Written task: The required output is a single number: how many lines of the material contain the string "this".

(Stored entries)
■ ■ ■ ■

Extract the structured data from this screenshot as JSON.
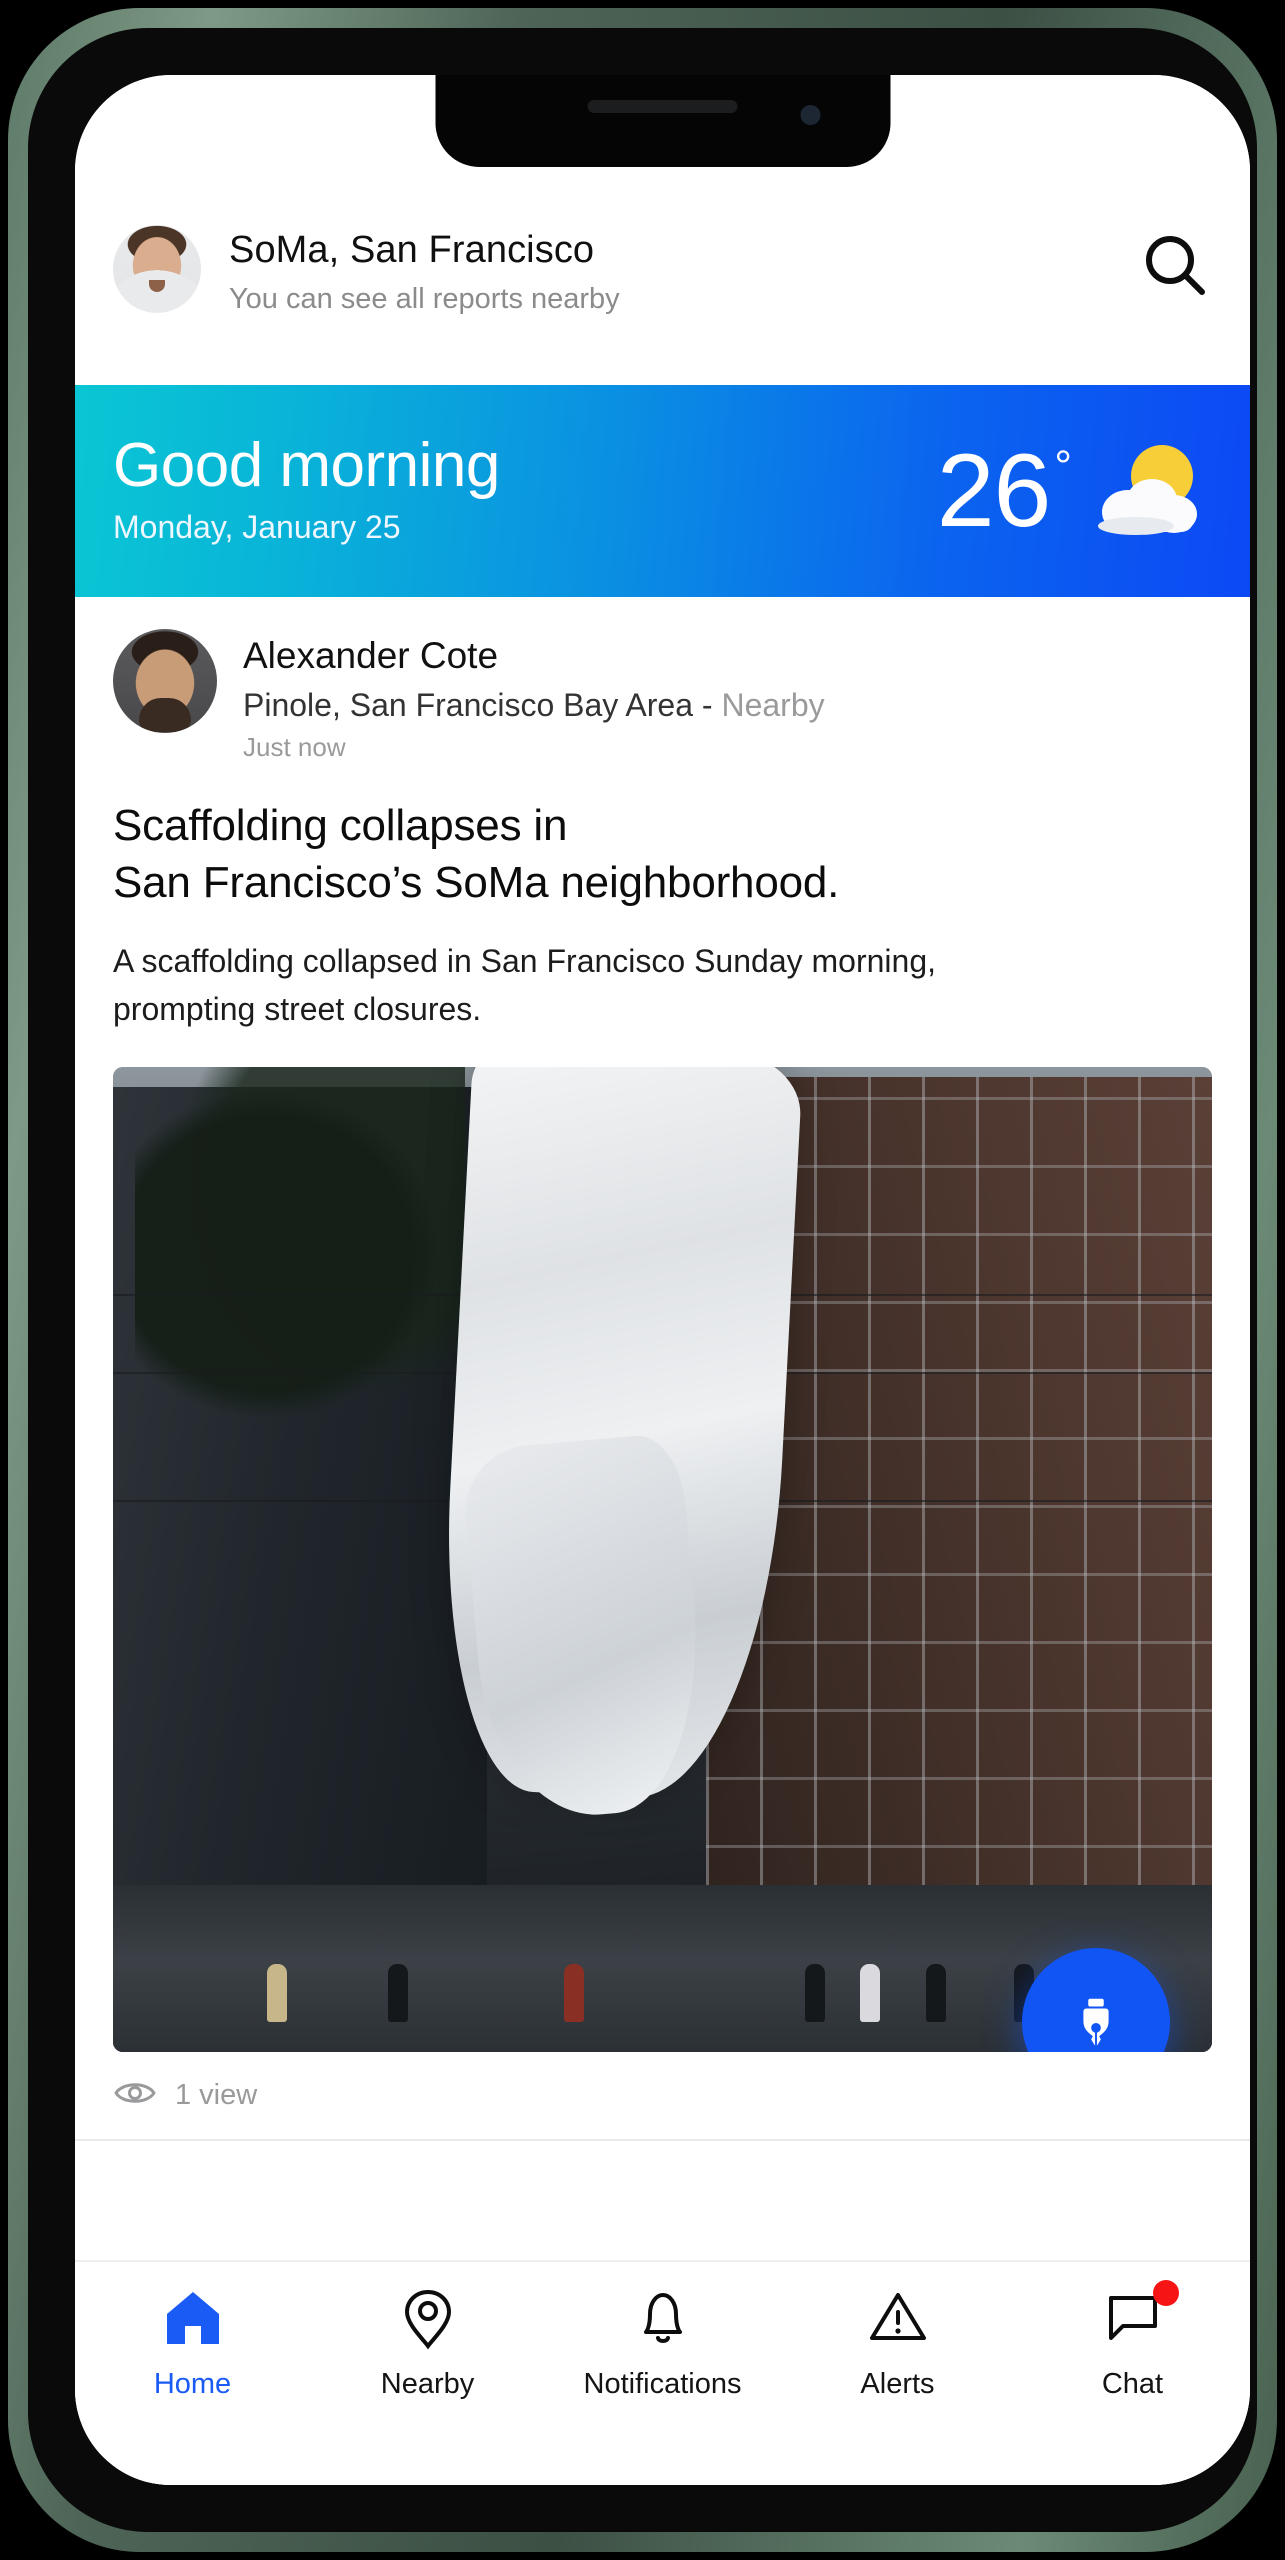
{
  "header": {
    "avatar": "user-avatar",
    "title": "SoMa, San Francisco",
    "subtitle": "You can see all reports nearby",
    "search_icon": "search-icon"
  },
  "weather_banner": {
    "greeting": "Good morning",
    "date": "Monday, January 25",
    "temperature": "26",
    "degree_symbol": "°",
    "icon": "sun-behind-cloud-icon",
    "gradient_start": "#0ac6d4",
    "gradient_end": "#0c49f5"
  },
  "post": {
    "author": "Alexander Cote",
    "location": "Pinole, San Francisco Bay Area - ",
    "proximity": "Nearby",
    "timestamp": "Just now",
    "headline_line1": "Scaffolding collapses in",
    "headline_line2": "San Francisco’s SoMa neighborhood.",
    "body_line1": "A scaffolding collapsed in San Francisco Sunday morning,",
    "body_line2": "prompting street closures.",
    "photo_alt": "collapsed-scaffolding-photo",
    "view_icon": "eye-icon",
    "views": "1 view"
  },
  "fab": {
    "icon": "pen-nib-icon",
    "color": "#1255f5"
  },
  "bottom_nav": {
    "items": [
      {
        "label": "Home",
        "icon": "home-icon",
        "active": true,
        "badge": false
      },
      {
        "label": "Nearby",
        "icon": "map-pin-icon",
        "active": false,
        "badge": false
      },
      {
        "label": "Notifications",
        "icon": "bell-icon",
        "active": false,
        "badge": false
      },
      {
        "label": "Alerts",
        "icon": "warning-triangle-icon",
        "active": false,
        "badge": false
      },
      {
        "label": "Chat",
        "icon": "chat-bubble-icon",
        "active": false,
        "badge": true
      }
    ],
    "active_color": "#1a5af5",
    "badge_color": "#f71414"
  }
}
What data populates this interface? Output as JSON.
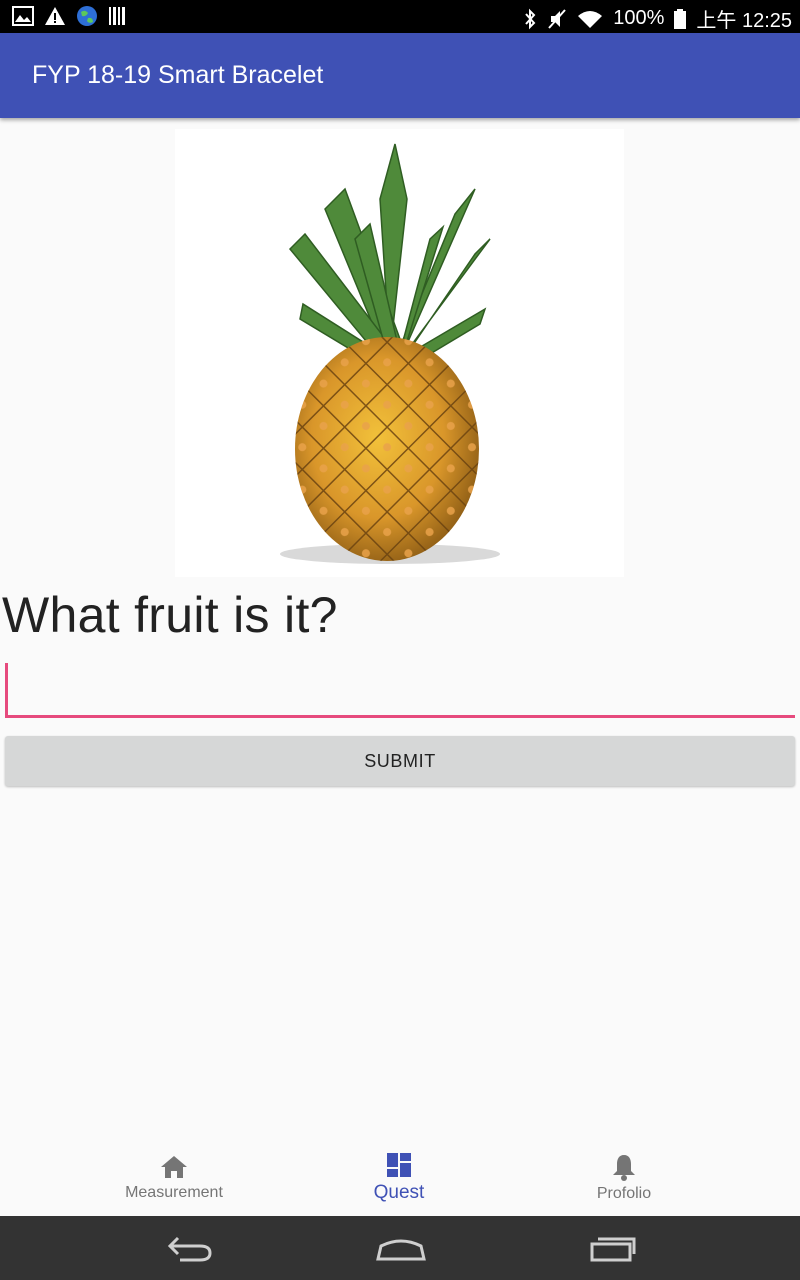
{
  "status_bar": {
    "battery": "100%",
    "time": "上午 12:25"
  },
  "app": {
    "title": "FYP 18-19 Smart Bracelet"
  },
  "quest": {
    "image_alt": "pineapple",
    "question": "What fruit is it?",
    "answer_value": "",
    "submit_label": "SUBMIT"
  },
  "bottom_nav": {
    "items": [
      {
        "label": "Measurement",
        "icon": "home-icon"
      },
      {
        "label": "Quest",
        "icon": "dashboard-icon",
        "active": true
      },
      {
        "label": "Profolio",
        "icon": "bell-icon"
      }
    ]
  },
  "colors": {
    "app_bar": "#3f51b5",
    "accent": "#e64a7d",
    "active_nav": "#3f51b5",
    "system_nav": "#333333"
  }
}
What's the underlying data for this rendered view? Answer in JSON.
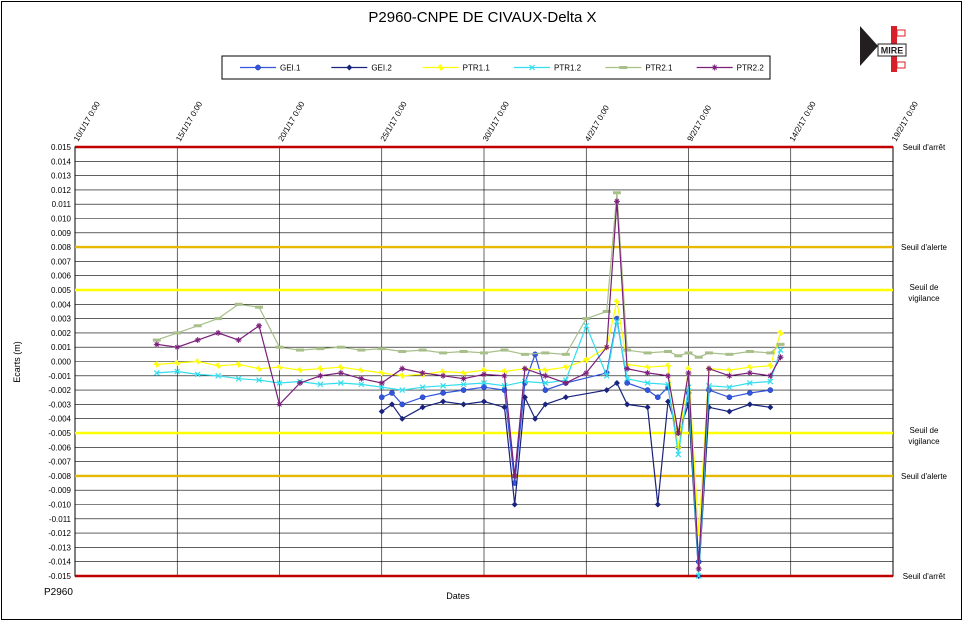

■ ■ ■ ■

Response: 3